What is needed - Find each line containing the string "政权并不集中在最高的王的手上". Copy it.

Data -
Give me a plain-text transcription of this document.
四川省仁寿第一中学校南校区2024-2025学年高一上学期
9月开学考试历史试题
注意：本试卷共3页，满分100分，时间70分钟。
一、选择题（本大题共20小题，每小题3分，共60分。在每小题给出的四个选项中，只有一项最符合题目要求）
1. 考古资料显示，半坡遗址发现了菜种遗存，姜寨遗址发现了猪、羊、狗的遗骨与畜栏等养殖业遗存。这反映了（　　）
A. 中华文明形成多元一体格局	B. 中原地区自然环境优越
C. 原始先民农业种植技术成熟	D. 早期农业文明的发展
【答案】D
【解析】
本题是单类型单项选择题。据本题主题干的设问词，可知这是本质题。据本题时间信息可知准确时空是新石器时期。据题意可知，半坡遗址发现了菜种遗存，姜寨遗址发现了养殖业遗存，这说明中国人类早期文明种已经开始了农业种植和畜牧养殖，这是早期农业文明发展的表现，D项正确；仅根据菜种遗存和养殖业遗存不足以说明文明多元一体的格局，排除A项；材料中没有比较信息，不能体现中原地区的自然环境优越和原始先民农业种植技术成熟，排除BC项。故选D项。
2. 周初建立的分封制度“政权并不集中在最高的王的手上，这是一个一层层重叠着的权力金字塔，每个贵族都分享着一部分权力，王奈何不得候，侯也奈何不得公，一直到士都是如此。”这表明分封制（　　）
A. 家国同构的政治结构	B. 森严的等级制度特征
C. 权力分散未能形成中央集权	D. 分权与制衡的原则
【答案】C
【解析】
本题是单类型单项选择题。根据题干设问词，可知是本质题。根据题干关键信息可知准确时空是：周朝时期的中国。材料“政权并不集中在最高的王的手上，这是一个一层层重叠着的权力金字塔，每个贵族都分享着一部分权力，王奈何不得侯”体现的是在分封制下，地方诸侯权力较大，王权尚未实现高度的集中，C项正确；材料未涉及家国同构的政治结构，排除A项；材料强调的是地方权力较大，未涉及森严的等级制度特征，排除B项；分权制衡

Complete output -
2. 周初建立的分封制度“政权并不集中在最高的王的手上，这是一个一层层重叠着的权力金字塔，每个贵族都分享着一部分权力，王奈何不得候，侯也奈何不得公，一直到士都是如此。”这表明分封制（　　）
本题是单类型单项选择题。根据题干设问词，可知是本质题。根据题干关键信息可知准确时空是：周朝时期的中国。材料“政权并不集中在最高的王的手上，这是一个一层层重叠着的权力金字塔，每个贵族都分享着一部分权力，王奈何不得侯”体现的是在分封制下，地方诸侯权力较大，王权尚未实现高度的集中，C项正确；材料未涉及家国同构的政治结构，排除A项；材料强调的是地方权力较大，未涉及森严的等级制度特征，排除B项；分权制衡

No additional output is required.